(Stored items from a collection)
-- Start --

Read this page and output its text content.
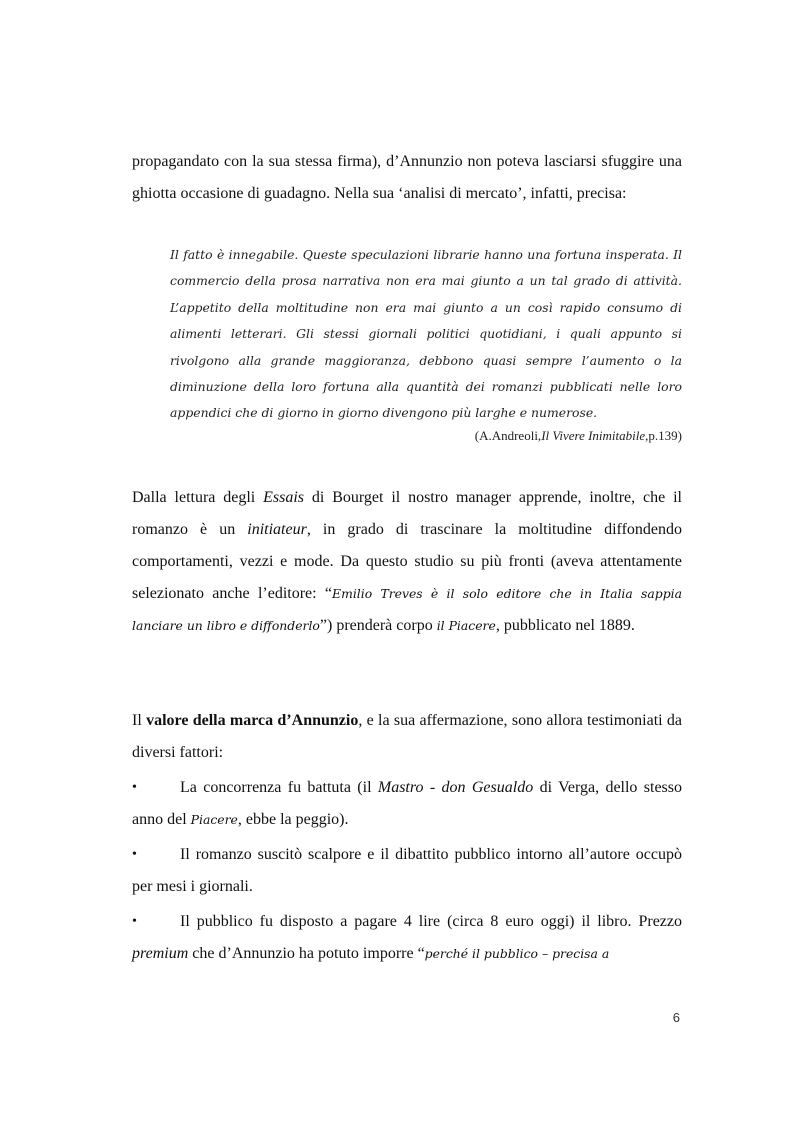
propagandato con la sua stessa firma), d’Annunzio non poteva lasciarsi sfuggire una ghiotta occasione di guadagno. Nella sua ‘analisi di mercato’, infatti, precisa:

Il fatto è innegabile. Queste speculazioni librarie hanno una fortuna insperata. Il commercio della prosa narrativa non era mai giunto a un tal grado di attività. L’appetito della moltitudine non era mai giunto a un così rapido consumo di alimenti letterari. Gli stessi giornali politici quotidiani, i quali appunto si rivolgono alla grande maggioranza, debbono quasi sempre l’aumento o la diminuzione della loro fortuna alla quantità dei romanzi pubblicati nelle loro appendici che di giorno in giorno divengono più larghe e numerose.

(A.Andreoli,Il Vivere Inimitabile,p.139)

Dalla lettura degli Essais di Bourget il nostro manager apprende, inoltre, che il romanzo è un initiateur, in grado di trascinare la moltitudine diffondendo comportamenti, vezzi e mode. Da questo studio su più fronti (aveva attentamente selezionato anche l’editore: “Emilio Treves è il solo editore che in Italia sappia lanciare un libro e diffonderlo”) prenderà corpo il Piacere, pubblicato nel 1889.

Il valore della marca d’Annunzio, e la sua affermazione, sono allora testimoniati da diversi fattori:

•	La concorrenza fu battuta (il Mastro - don Gesualdo di Verga, dello stesso anno del Piacere, ebbe la peggio).
•	Il romanzo suscitò scalpore e il dibattito pubblico intorno all’autore occupò per mesi i giornali.
•	Il pubblico fu disposto a pagare 4 lire (circa 8 euro oggi) il libro. Prezzo premium che d’Annunzio ha potuto imporre “perché il pubblico – precisa a
6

-- End --

All of the data above should be transcribed verbatim, with pictures omitted.

*Solution to this problem*
Read this page and output its text content.
propagandato con la sua stessa firma), d’Annunzio non poteva lasciarsi sfuggire una ghiotta occasione di guadagno. Nella sua ‘analisi di mercato’, infatti, precisa:

Il fatto è innegabile. Queste speculazioni librarie hanno una fortuna insperata. Il commercio della prosa narrativa non era mai giunto a un tal grado di attività. L’appetito della moltitudine non era mai giunto a un così rapido consumo di alimenti letterari. Gli stessi giornali politici quotidiani, i quali appunto si rivolgono alla grande maggioranza, debbono quasi sempre l’aumento o la diminuzione della loro fortuna alla quantità dei romanzi pubblicati nelle loro appendici che di giorno in giorno divengono più larghe e numerose.

(A.Andreoli,Il Vivere Inimitabile,p.139)

Dalla lettura degli Essais di Bourget il nostro manager apprende, inoltre, che il romanzo è un initiateur, in grado di trascinare la moltitudine diffondendo comportamenti, vezzi e mode. Da questo studio su più fronti (aveva attentamente selezionato anche l’editore: “Emilio Treves è il solo editore che in Italia sappia lanciare un libro e diffonderlo”) prenderà corpo il Piacere, pubblicato nel 1889.

Il valore della marca d’Annunzio, e la sua affermazione, sono allora testimoniati da diversi fattori:

•	La concorrenza fu battuta (il Mastro - don Gesualdo di Verga, dello stesso anno del Piacere, ebbe la peggio).
•	Il romanzo suscitò scalpore e il dibattito pubblico intorno all’autore occupò per mesi i giornali.
•	Il pubblico fu disposto a pagare 4 lire (circa 8 euro oggi) il libro. Prezzo premium che d’Annunzio ha potuto imporre “perché il pubblico – precisa a
6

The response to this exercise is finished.